(ENUNCIADO 1): Diga se cada afirmação abaixo está de acordo com a entrevista sobre clima e desmatamento, respondendo sim ou não e citando literalmente as palavras da entrevista que decidem. (a) Krug atuou no IPCC de 2015 a 2023. (b) O comitê científico da COP30 foi criado por André Correia do Lago. (c) De 2005 a 2022, as emissões do setor de energia diminuíram.
(ENUNCIADO 2): Por favor, copie da entrevista sobre clima e desmatamento o trecho de "Presidente do Comitê" a "suas metas climáticas?".
(ENUNCIADO 3): Prossiga a entrevista sobre clima e desmatamento a partir do ponto em que ela termina.

(TRECHO FORNECIDO):
==*==
Presidente do Comitê Diretor do Sistema de Observação Global do Clima (GCOS) e ex-vice-presidente do Painel Intergovernamental sobre Mudanças Climáticas (IPCC), onde atuou de 2015 a 2023, Krug alerta que, se o desmatamento não continuar a cair, vários setores da economia pagarão a conta. A seguir, os principais trechos da entrevista:

Qual é o papel do comitê científico da COP30?

Krug: Ele foi criado pelo embaixador André Correia do Lago (presidente da COP30) para dar protagonismo à ciência. A ciência costuma ser muito mencionada nas COPs, mas não recebia a atenção que merece. Se fosse, não estaríamos na situação de crise climática em que nos encontramos.

O Brasil precisa zerar o desmatamento para cumprir suas metas climáticas?

Krug: Sim. O Brasil submeteu à Convenção do Clima metas de redução de emissões incluindo todos os setores da economia para 2025 e 2030, limitando suas emissões a 1,32 Gt CO2 -eq (CO2 equivalente) em 2025 (ou 48,4% relativo às emissões de gases de efeito estufa em 2005) e 1,20 Gt CO2 -eq em 2030 (ou 53,1% relativo às emissões de gases de efeito estufa em 2005). O total de emissões de gases estufa em 2022, conforme o último inventário nacional submetido à Convenção (2024) foi 2,04 Gt CO2 -eq. Portanto, para atingir a meta de 2025, será necessário um corte adicional de emissões de cerca de 35% de 2023 a 2025, passando de 2,04 a 1,32 Gt CO2 -eq. De 2005 a 2022, o inventário nacional mostra um aumento de emissões de gases de efeito estufa (GEEs) em todos os setores (energia, processos industriais, agricultura e resíduos) exceto os chamados LULUCF (uso da terra, mudança do uso da terra e floresta), cuja emissão foi reduzida em 48,8%. Isso mostra a dependência do país da redução do desmatamento para contrabalancear as emissões de outros setores. Reduções de emissões nesse setor (LULUCF) são fundamentais para o Brasil atingir suas metas, mas possivelmente não serão suficientes para a meta de 2025.

E o que mais o Brasil propôs?

Krug: Propôs, em 2024, redução de 59% a 67% para 2035 relativa às emissões de 2005, consistente com um nível de emissões em 2035 entre 1,05% e 0,85%, respectivamente.

“ Projeto de Lei do Licenciamento pode estimular o desmatamento e a degradação florestal”
==*==
(ENTRADAS):
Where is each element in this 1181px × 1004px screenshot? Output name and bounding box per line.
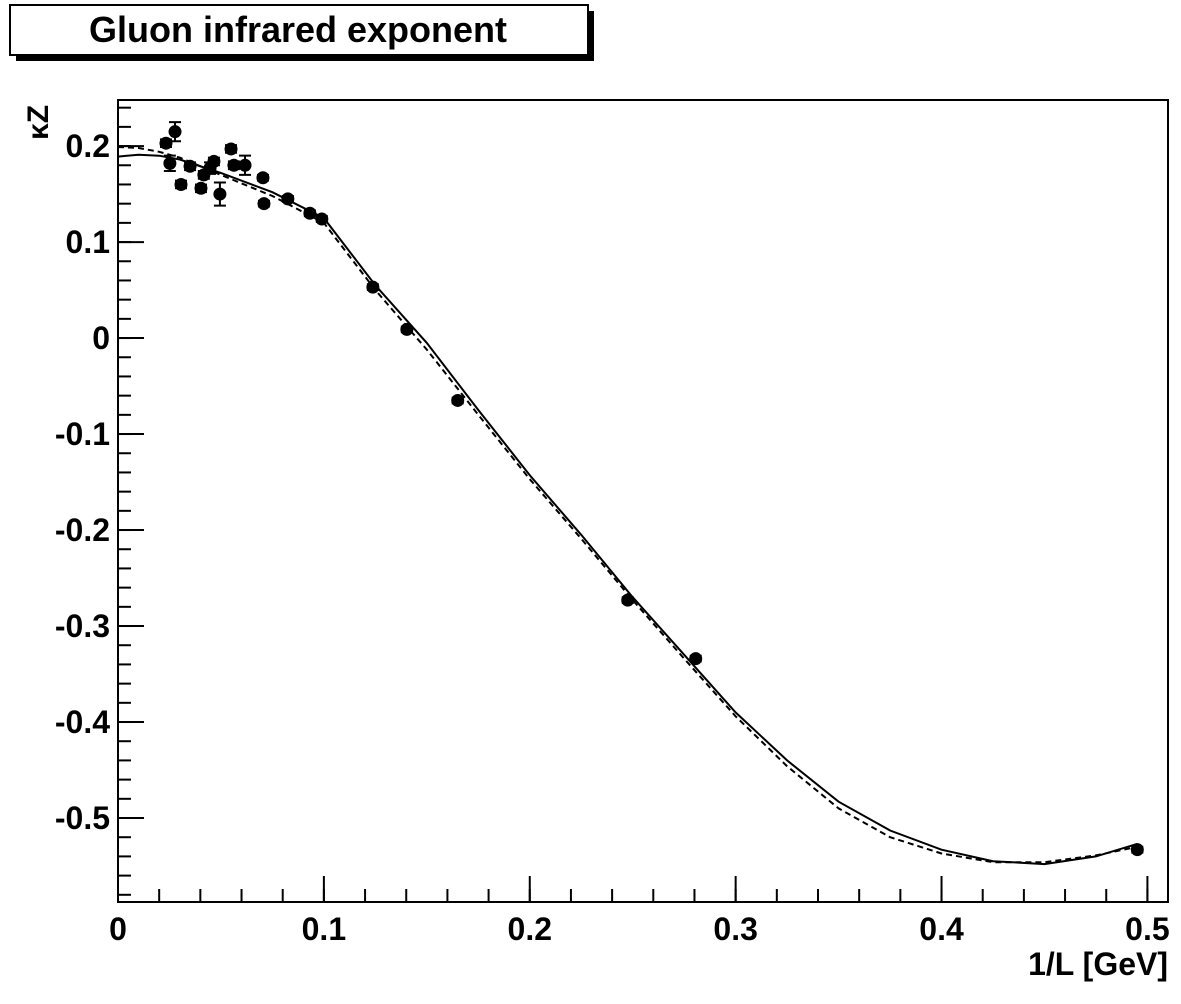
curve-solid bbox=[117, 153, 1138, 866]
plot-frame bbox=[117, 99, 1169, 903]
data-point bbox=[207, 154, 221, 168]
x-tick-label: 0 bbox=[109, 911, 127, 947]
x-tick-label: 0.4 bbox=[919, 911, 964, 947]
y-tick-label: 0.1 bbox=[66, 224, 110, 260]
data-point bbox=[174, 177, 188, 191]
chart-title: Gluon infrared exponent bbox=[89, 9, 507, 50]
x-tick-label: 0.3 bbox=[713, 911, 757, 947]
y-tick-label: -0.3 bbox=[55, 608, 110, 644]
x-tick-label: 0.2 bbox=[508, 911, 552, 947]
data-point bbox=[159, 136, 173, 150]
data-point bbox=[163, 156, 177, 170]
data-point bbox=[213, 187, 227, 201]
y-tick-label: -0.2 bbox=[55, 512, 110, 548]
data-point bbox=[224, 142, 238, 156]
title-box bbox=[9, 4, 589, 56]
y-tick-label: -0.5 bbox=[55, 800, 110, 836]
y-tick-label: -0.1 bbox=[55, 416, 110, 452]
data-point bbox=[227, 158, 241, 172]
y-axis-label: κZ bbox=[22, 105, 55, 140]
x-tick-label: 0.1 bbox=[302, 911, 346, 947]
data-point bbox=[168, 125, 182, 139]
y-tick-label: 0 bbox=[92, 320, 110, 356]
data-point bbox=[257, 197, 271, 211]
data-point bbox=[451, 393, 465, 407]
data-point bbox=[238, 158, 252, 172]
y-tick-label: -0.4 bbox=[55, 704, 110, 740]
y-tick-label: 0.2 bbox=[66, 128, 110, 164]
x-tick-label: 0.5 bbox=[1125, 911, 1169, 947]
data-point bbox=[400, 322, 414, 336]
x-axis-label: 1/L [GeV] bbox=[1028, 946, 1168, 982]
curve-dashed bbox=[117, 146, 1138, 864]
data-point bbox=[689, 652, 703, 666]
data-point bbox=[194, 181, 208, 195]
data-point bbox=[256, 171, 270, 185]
==*==
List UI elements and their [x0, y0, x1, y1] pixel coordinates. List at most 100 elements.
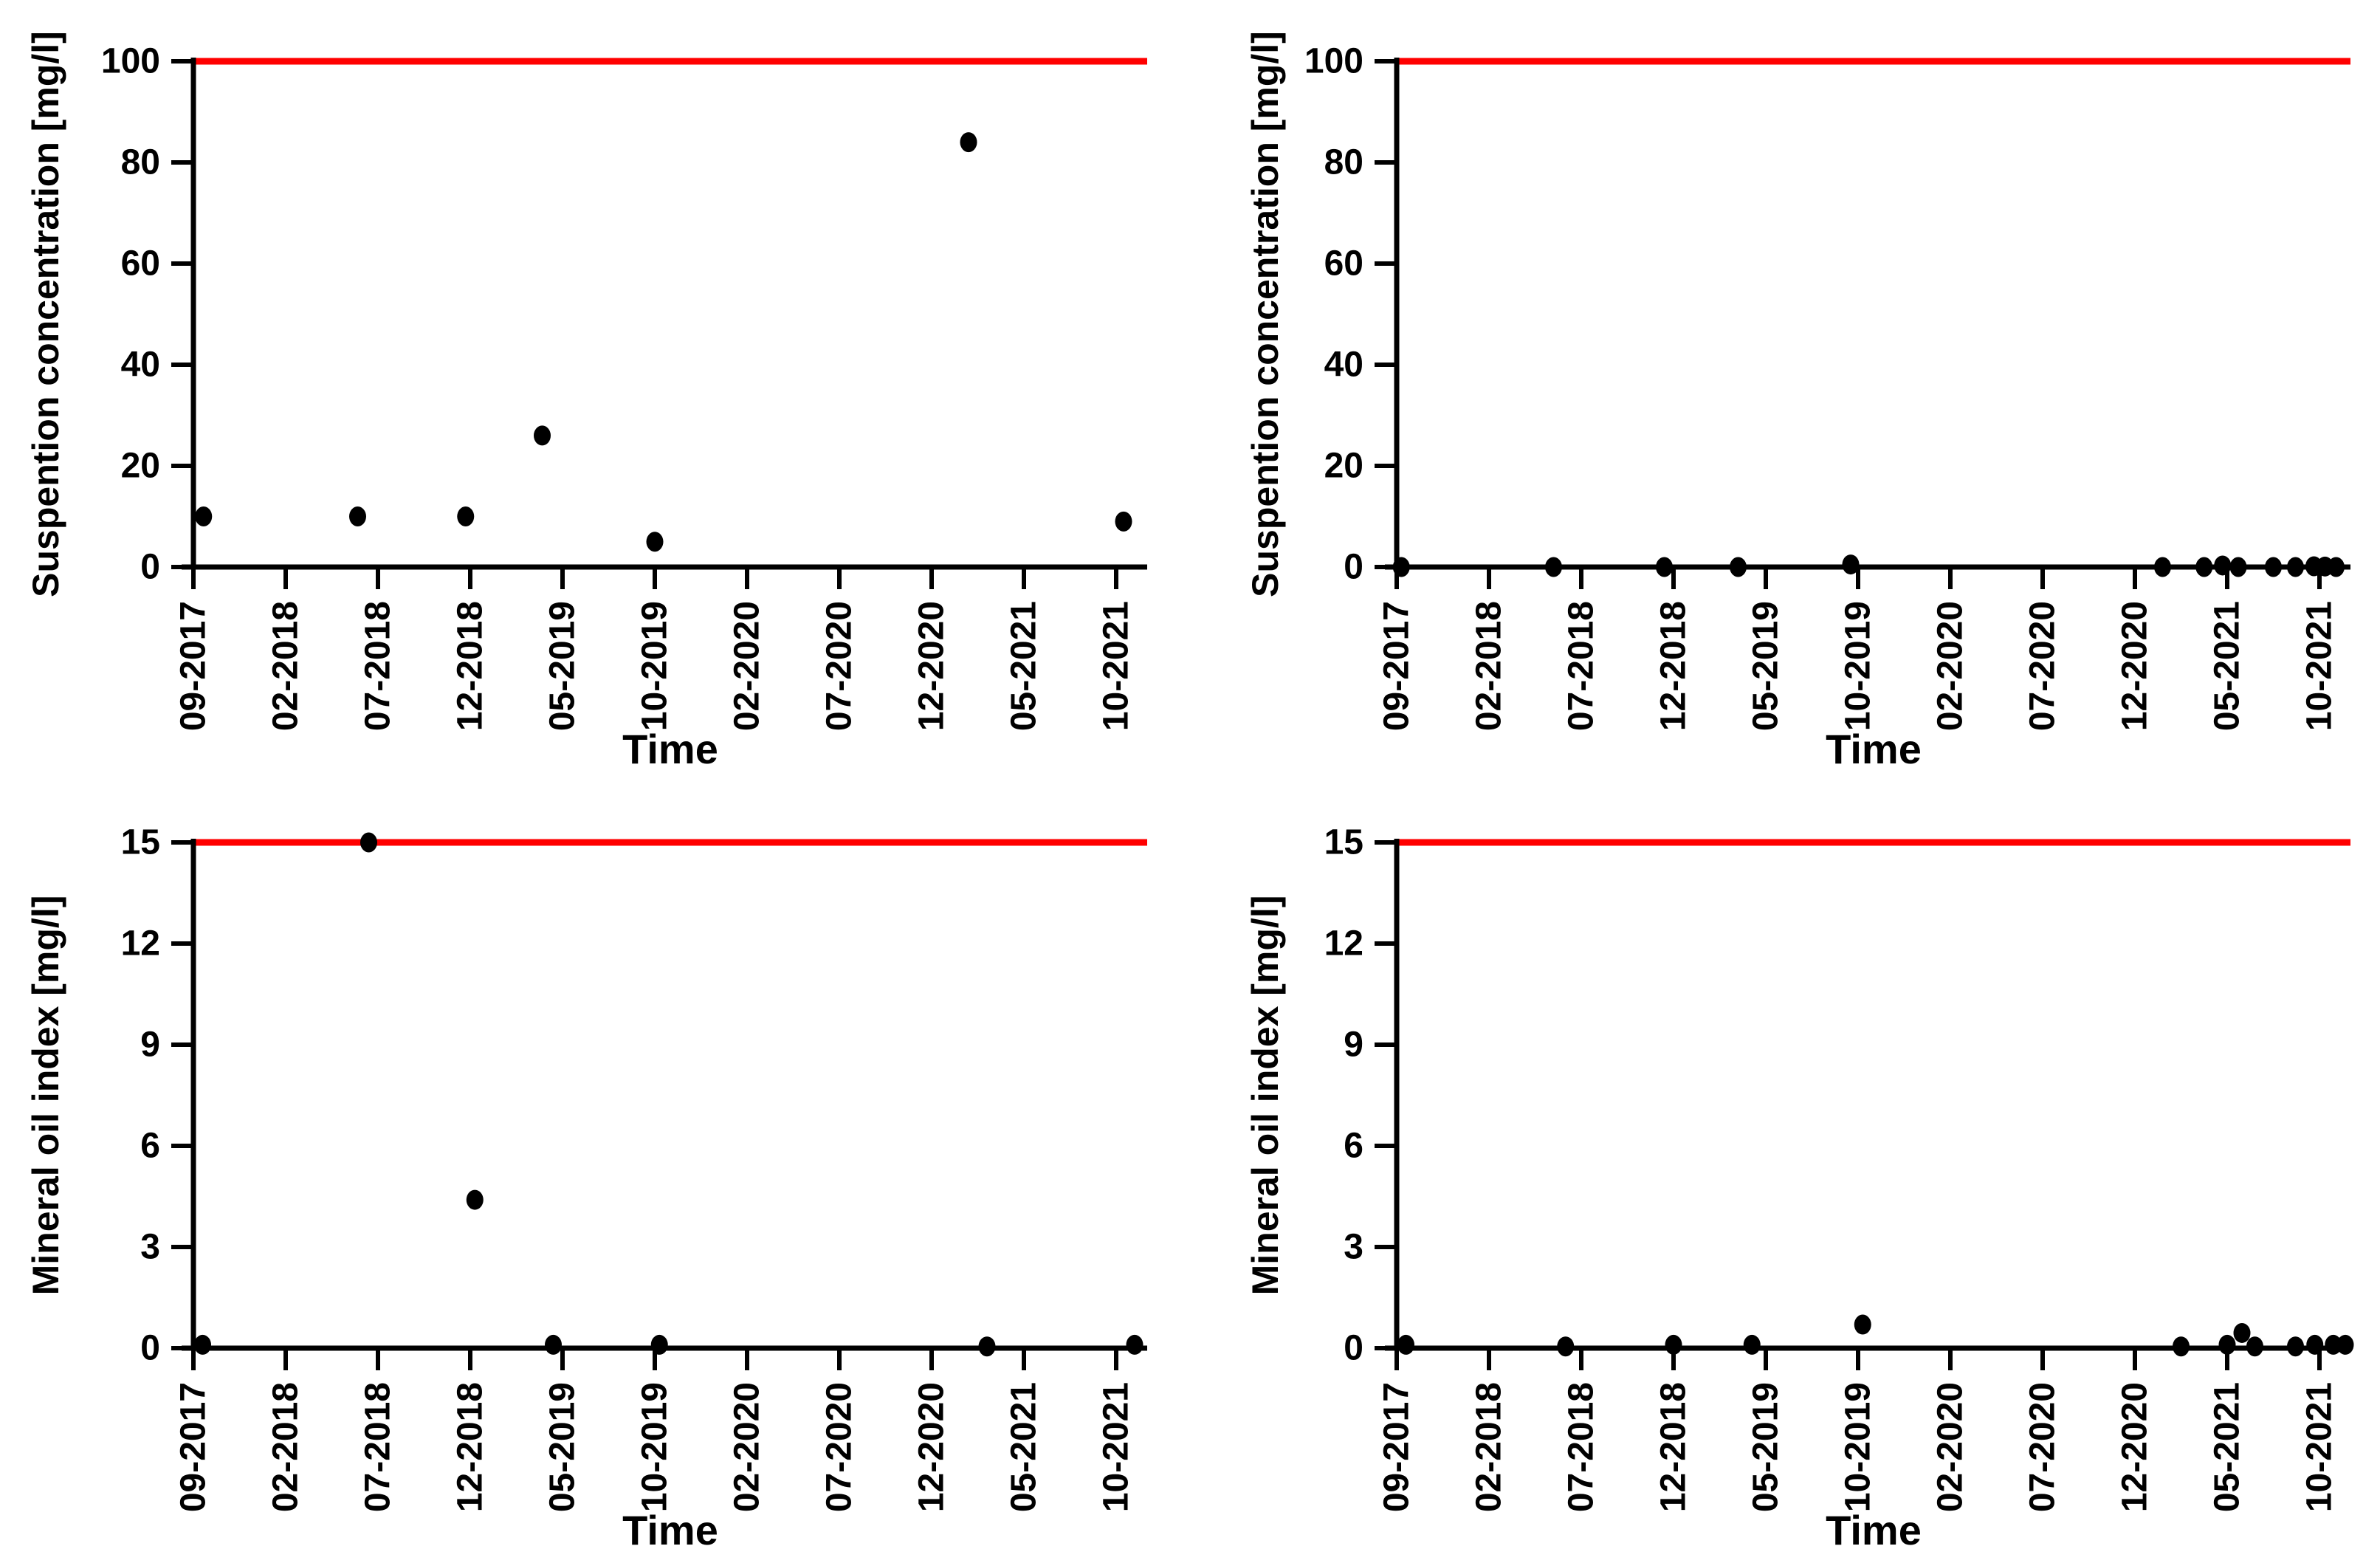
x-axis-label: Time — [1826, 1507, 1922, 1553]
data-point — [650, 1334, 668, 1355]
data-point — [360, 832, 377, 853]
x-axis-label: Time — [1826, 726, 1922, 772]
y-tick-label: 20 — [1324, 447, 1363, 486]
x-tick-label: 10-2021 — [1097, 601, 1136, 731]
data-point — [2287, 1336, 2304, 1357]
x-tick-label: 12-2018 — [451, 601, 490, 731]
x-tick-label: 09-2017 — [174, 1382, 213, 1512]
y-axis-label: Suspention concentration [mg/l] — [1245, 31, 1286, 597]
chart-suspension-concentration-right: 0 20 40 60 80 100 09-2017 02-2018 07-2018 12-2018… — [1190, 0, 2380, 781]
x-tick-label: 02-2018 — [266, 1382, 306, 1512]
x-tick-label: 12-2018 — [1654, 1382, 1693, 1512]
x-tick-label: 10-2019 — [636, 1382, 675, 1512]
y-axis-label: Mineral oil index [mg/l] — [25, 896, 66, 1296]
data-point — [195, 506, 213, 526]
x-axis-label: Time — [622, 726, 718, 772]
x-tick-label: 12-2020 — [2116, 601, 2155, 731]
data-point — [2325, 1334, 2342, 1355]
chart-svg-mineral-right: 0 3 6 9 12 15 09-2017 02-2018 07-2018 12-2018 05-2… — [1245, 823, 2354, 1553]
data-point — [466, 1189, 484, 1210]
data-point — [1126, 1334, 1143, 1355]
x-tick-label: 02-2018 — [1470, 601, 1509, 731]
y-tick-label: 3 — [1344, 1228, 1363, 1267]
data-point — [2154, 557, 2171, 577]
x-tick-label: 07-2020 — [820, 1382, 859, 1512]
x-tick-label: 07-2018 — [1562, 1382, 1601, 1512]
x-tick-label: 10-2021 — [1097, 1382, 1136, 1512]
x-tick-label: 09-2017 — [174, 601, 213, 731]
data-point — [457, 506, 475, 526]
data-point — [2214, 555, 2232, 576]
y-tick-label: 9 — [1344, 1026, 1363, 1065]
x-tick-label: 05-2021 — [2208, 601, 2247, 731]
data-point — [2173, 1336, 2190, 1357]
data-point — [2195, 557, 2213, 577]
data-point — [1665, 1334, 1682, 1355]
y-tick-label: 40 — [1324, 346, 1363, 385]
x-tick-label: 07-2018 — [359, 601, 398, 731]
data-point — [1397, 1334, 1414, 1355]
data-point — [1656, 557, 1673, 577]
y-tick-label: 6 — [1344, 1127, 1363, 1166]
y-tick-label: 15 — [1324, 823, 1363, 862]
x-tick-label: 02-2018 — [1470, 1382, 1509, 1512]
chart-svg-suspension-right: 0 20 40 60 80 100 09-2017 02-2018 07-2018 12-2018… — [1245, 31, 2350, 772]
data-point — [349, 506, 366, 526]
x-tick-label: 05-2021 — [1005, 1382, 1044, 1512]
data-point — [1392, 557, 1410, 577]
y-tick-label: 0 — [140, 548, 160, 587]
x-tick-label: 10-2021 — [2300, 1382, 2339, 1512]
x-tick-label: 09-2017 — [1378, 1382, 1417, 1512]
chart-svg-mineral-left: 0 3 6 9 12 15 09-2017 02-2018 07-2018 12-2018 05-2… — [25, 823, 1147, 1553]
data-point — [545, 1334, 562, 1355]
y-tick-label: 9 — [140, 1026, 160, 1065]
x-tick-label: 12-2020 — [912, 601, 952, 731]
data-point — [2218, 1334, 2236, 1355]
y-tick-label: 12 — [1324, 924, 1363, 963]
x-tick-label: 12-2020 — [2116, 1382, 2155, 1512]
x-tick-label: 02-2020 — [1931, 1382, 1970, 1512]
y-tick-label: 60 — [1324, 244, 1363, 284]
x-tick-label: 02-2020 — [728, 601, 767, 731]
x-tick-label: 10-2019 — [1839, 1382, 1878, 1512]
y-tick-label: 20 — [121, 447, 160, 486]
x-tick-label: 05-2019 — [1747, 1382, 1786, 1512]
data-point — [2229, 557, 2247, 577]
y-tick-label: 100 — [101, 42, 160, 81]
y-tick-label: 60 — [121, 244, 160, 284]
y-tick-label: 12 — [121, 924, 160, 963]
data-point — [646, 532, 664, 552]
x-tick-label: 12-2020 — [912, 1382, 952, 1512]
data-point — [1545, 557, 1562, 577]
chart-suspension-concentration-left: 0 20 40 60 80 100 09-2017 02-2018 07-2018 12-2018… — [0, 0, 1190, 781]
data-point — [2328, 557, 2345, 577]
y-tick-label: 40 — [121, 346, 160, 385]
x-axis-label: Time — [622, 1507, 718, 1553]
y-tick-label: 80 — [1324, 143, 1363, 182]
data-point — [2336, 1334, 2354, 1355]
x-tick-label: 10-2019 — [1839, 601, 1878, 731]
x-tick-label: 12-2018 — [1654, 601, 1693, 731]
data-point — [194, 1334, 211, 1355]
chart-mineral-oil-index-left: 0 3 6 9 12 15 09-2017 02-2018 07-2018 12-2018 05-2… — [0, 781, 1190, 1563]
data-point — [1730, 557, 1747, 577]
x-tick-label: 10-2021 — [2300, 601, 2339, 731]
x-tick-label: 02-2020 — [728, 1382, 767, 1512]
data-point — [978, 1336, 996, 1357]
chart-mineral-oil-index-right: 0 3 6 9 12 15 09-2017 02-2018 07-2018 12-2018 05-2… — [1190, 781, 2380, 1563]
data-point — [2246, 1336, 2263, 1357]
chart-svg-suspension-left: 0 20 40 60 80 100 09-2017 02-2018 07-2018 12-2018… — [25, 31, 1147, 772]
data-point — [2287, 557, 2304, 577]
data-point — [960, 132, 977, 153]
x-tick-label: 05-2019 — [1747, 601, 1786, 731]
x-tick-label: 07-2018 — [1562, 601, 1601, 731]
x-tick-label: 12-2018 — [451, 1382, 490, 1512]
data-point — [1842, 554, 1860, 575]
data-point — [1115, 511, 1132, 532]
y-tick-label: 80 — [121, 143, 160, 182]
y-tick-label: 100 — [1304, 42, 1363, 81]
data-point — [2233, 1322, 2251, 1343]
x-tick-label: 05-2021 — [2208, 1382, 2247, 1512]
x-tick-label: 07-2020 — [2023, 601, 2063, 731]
==*==
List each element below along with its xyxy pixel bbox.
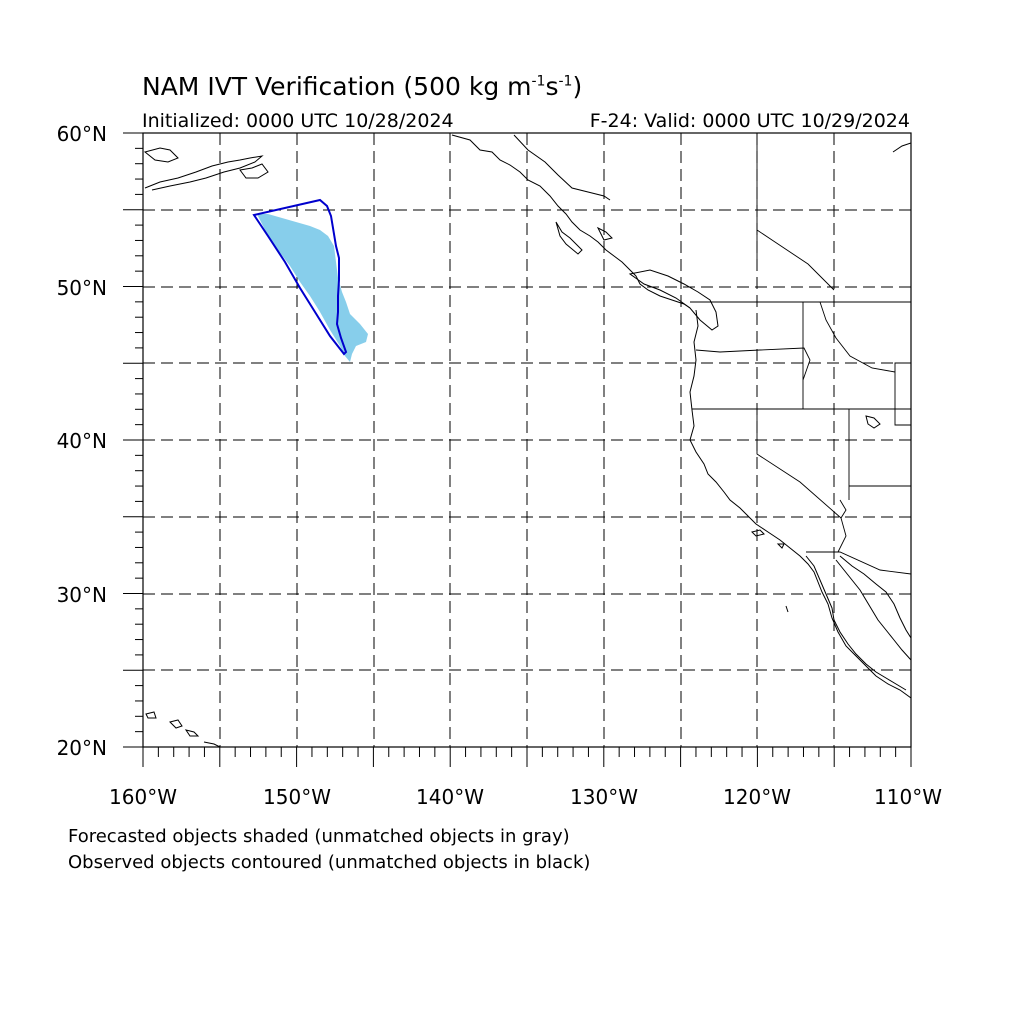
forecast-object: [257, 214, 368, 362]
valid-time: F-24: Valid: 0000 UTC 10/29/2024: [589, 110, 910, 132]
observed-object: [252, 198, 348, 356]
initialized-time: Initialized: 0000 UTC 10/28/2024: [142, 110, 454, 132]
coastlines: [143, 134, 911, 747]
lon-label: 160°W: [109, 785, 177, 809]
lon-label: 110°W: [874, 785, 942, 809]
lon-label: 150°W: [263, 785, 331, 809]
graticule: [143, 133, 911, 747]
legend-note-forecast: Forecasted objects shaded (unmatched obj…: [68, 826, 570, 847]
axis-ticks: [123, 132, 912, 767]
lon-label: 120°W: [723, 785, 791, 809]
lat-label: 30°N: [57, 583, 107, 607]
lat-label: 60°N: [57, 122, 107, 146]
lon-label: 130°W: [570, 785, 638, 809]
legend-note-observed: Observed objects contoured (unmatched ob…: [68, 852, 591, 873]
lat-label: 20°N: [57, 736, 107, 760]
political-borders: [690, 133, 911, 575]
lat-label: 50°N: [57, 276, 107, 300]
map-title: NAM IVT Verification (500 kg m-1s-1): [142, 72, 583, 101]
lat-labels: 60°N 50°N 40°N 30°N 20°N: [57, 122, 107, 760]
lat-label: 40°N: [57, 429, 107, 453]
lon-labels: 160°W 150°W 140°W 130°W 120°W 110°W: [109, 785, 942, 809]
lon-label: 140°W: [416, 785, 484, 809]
==*==
(RESULTADO 1):
(a) Sim: "ex-vice-presidente do Painel Intergovernamental sobre Mudanças Climáticas (IPCC), onde atuou de 2015 a 2023".
(b) Sim: "Ele foi criado pelo embaixador André Correia do Lago (presidente da COP30)".
(c) Não: "o inventário nacional mostra um aumento de emissões de gases de efeito estufa (GEEs) em todos os setores (energia, processos industriais, agricultura e resíduos) exceto os chamados LULUCF".

(RESULTADO 2):
Presidente do Comitê Diretor do Sistema de Observação Global do Clima (GCOS) e ex-vice-presidente do Painel Intergovernamental sobre Mudanças Climáticas (IPCC), onde atuou de 2015 a 2023, Krug alerta que, se o desmatamento não continuar a cair, vários setores da economia pagarão a conta. A seguir, os principais trechos da entrevista:

Qual é o papel do comitê científico da COP30?

Krug: Ele foi criado pelo embaixador André Correia do Lago (presidente da COP30) para dar protagonismo à ciência. A ciência costuma ser muito mencionada nas COPs, mas não recebia a atenção que merece. Se fosse, não estaríamos na situação de crise climática em que nos encontramos.

O Brasil precisa zerar o desmatamento para cumprir suas metas climáticas?

(RESULTADO 3):
Se o desmatamento não continuar a cair no campo, outros setores serão penalizados com reduções maiores de emissões?

Krug: Sem dúvida. Isso é realmente um desafio, já que a demanda por energia cresce, assim como a necessidade de ampliar a produção agrícola para atender o mercado nacional e o internacional.

O PL do Licenciamento (aprovado no Congresso e sancionado com vetos pelo presidente Lula) é uma ameaça às metas climáticas do Brasil? Prejudica nossa liderança internacional?

Krug: Sim. O PL do Licenciamento pode estimular o desmatamento e a degradação florestal, claramente na contramão de o país alcançar desmatamento ilegal zero na Amazônia brasileira até 2030. Ao limitar a participação de órgãos técnicos, certamente abrem-se oportunidades para aumentar danos ambientais e até prever o impacto da mudança do clima e seus efeitos. Ou seja, alguns empreendimentos poderiam ser instalados em áreas inadequadas. Claro que nossa liderança ambiental fica ameaçada e pode inclusive prevenir investimentos ou cooperação internacional face às fragilidades ambientais que o PL do Licenciamento está criando.

Num cenário global mais conturbado, quais as chances de avanço real na COP30?

Krug: Vejo oportunidades em várias frentes. Claro que o fortalecimento do multilateralismo será essencial, assim como a necessidade do aumento das ambições de reduções de emissões, particularmente, por parte do países que são os maiores emissores. Os países do G20, sozinhos, concentram aproximadamente 70% das emissões globais. Nesse sentido, uma demonstração dos avanços nas reduções atuais e nas metas futuras será essencial. Além disso, o fato de o presidente designado para a COP30, embaixador André Correa do Lago, ter sinalizado, desde sua primeira carta, a necessidade de um “mutirão” que busque o engajamento de todos, setor privado, sociedade civil, governos, povos indígenas e comunidades locais, como uma forma de responsabilidade compartilhada para o sucesso da conferência. Tenho certeza de que avançaremos.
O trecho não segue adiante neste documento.